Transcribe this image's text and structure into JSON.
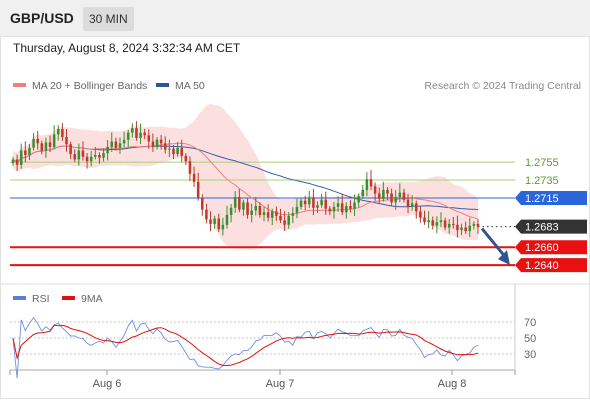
{
  "header": {
    "pair": "GBP/USD",
    "timeframe": "30 MIN"
  },
  "timestamp": "Thursday, August 8, 2024 3:32:34 AM CET",
  "legend": {
    "ma20": {
      "label": "MA 20 + Bollinger Bands",
      "color": "#f08080"
    },
    "ma50": {
      "label": "MA 50",
      "color": "#2f5597"
    },
    "credit": "Research © 2024 Trading Central"
  },
  "rsi_legend": {
    "rsi": {
      "label": "RSI",
      "color": "#5b7fd6"
    },
    "ma9": {
      "label": "9MA",
      "color": "#dd1111"
    }
  },
  "chart_data": [
    {
      "type": "candlestick",
      "x_labels": [
        "Aug 6",
        "Aug 7",
        "Aug 8"
      ],
      "price_levels": [
        {
          "value": 1.2755,
          "label": "1.2755",
          "color": "#a6d17a",
          "style": "solid",
          "badge": false
        },
        {
          "value": 1.2735,
          "label": "1.2735",
          "color": "#a6d17a",
          "style": "solid",
          "badge": false
        },
        {
          "value": 1.2715,
          "label": "1.2715",
          "color": "#2a66d9",
          "style": "solid",
          "badge": true
        },
        {
          "value": 1.2683,
          "label": "1.2683",
          "color": "#333333",
          "style": "dotted",
          "badge": true
        },
        {
          "value": 1.266,
          "label": "1.2660",
          "color": "#e81010",
          "style": "solid",
          "badge": true
        },
        {
          "value": 1.264,
          "label": "1.2640",
          "color": "#e81010",
          "style": "solid",
          "badge": true
        }
      ],
      "current_price": 1.2683,
      "forecast": "down",
      "colors": {
        "up": "#3a8f2e",
        "down": "#c0392b",
        "band_fill": "#fbd9d9",
        "ma20": "#f08080",
        "ma50": "#3b5ca8"
      },
      "candle_closes": [
        1.2758,
        1.2752,
        1.2768,
        1.2763,
        1.2771,
        1.2781,
        1.2776,
        1.2768,
        1.2777,
        1.2772,
        1.2786,
        1.2792,
        1.2783,
        1.2775,
        1.2764,
        1.2758,
        1.2768,
        1.2761,
        1.2756,
        1.2761,
        1.2763,
        1.276,
        1.2765,
        1.2772,
        1.2778,
        1.2771,
        1.2776,
        1.278,
        1.2788,
        1.2793,
        1.2782,
        1.2788,
        1.2785,
        1.2778,
        1.2772,
        1.278,
        1.2776,
        1.2769,
        1.277,
        1.2764,
        1.2771,
        1.2762,
        1.2756,
        1.2742,
        1.2733,
        1.2715,
        1.2702,
        1.2691,
        1.2686,
        1.2692,
        1.268,
        1.2685,
        1.2696,
        1.2704,
        1.2716,
        1.2702,
        1.271,
        1.2696,
        1.2701,
        1.2706,
        1.2696,
        1.2699,
        1.2693,
        1.27,
        1.2695,
        1.269,
        1.2685,
        1.2695,
        1.2698,
        1.2705,
        1.2712,
        1.2708,
        1.2715,
        1.2704,
        1.2707,
        1.2713,
        1.2703,
        1.27,
        1.2705,
        1.2709,
        1.2699,
        1.2706,
        1.2703,
        1.271,
        1.2717,
        1.2724,
        1.2736,
        1.2728,
        1.272,
        1.2714,
        1.2724,
        1.272,
        1.271,
        1.2716,
        1.2721,
        1.2713,
        1.2705,
        1.2709,
        1.27,
        1.2693,
        1.2688,
        1.269,
        1.2684,
        1.2688,
        1.269,
        1.2682,
        1.2686,
        1.2685,
        1.2679,
        1.2682,
        1.2678,
        1.2684,
        1.2686,
        1.2683
      ],
      "y_range": [
        1.262,
        1.283
      ]
    },
    {
      "type": "line",
      "name": "RSI",
      "y_ticks": [
        70,
        50,
        30
      ],
      "y_range": [
        10,
        90
      ]
    }
  ]
}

• • • • • • •

Each line above is to be copied verbatim. Drop any image from the copy.

> [Solution to this exercise]:
Transcribe this image's text and structure into JSON.
{
  "header": {
    "pair": "GBP/USD",
    "timeframe": "30 MIN"
  },
  "timestamp": "Thursday, August 8, 2024 3:32:34 AM CET",
  "legend": {
    "ma20": {
      "label": "MA 20 + Bollinger Bands",
      "color": "#f08080"
    },
    "ma50": {
      "label": "MA 50",
      "color": "#2f5597"
    },
    "credit": "Research © 2024 Trading Central"
  },
  "rsi_legend": {
    "rsi": {
      "label": "RSI",
      "color": "#5b7fd6"
    },
    "ma9": {
      "label": "9MA",
      "color": "#dd1111"
    }
  },
  "chart_data": [
    {
      "type": "candlestick",
      "x_labels": [
        "Aug 6",
        "Aug 7",
        "Aug 8"
      ],
      "price_levels": [
        {
          "value": 1.2755,
          "label": "1.2755",
          "color": "#a6d17a",
          "style": "solid",
          "badge": false
        },
        {
          "value": 1.2735,
          "label": "1.2735",
          "color": "#a6d17a",
          "style": "solid",
          "badge": false
        },
        {
          "value": 1.2715,
          "label": "1.2715",
          "color": "#2a66d9",
          "style": "solid",
          "badge": true
        },
        {
          "value": 1.2683,
          "label": "1.2683",
          "color": "#333333",
          "style": "dotted",
          "badge": true
        },
        {
          "value": 1.266,
          "label": "1.2660",
          "color": "#e81010",
          "style": "solid",
          "badge": true
        },
        {
          "value": 1.264,
          "label": "1.2640",
          "color": "#e81010",
          "style": "solid",
          "badge": true
        }
      ],
      "current_price": 1.2683,
      "forecast": "down",
      "colors": {
        "up": "#3a8f2e",
        "down": "#c0392b",
        "band_fill": "#fbd9d9",
        "ma20": "#f08080",
        "ma50": "#3b5ca8"
      },
      "candle_closes": [
        1.2758,
        1.2752,
        1.2768,
        1.2763,
        1.2771,
        1.2781,
        1.2776,
        1.2768,
        1.2777,
        1.2772,
        1.2786,
        1.2792,
        1.2783,
        1.2775,
        1.2764,
        1.2758,
        1.2768,
        1.2761,
        1.2756,
        1.2761,
        1.2763,
        1.276,
        1.2765,
        1.2772,
        1.2778,
        1.2771,
        1.2776,
        1.278,
        1.2788,
        1.2793,
        1.2782,
        1.2788,
        1.2785,
        1.2778,
        1.2772,
        1.278,
        1.2776,
        1.2769,
        1.277,
        1.2764,
        1.2771,
        1.2762,
        1.2756,
        1.2742,
        1.2733,
        1.2715,
        1.2702,
        1.2691,
        1.2686,
        1.2692,
        1.268,
        1.2685,
        1.2696,
        1.2704,
        1.2716,
        1.2702,
        1.271,
        1.2696,
        1.2701,
        1.2706,
        1.2696,
        1.2699,
        1.2693,
        1.27,
        1.2695,
        1.269,
        1.2685,
        1.2695,
        1.2698,
        1.2705,
        1.2712,
        1.2708,
        1.2715,
        1.2704,
        1.2707,
        1.2713,
        1.2703,
        1.27,
        1.2705,
        1.2709,
        1.2699,
        1.2706,
        1.2703,
        1.271,
        1.2717,
        1.2724,
        1.2736,
        1.2728,
        1.272,
        1.2714,
        1.2724,
        1.272,
        1.271,
        1.2716,
        1.2721,
        1.2713,
        1.2705,
        1.2709,
        1.27,
        1.2693,
        1.2688,
        1.269,
        1.2684,
        1.2688,
        1.269,
        1.2682,
        1.2686,
        1.2685,
        1.2679,
        1.2682,
        1.2678,
        1.2684,
        1.2686,
        1.2683
      ],
      "y_range": [
        1.262,
        1.283
      ]
    },
    {
      "type": "line",
      "name": "RSI",
      "y_ticks": [
        70,
        50,
        30
      ],
      "y_range": [
        10,
        90
      ]
    }
  ]
}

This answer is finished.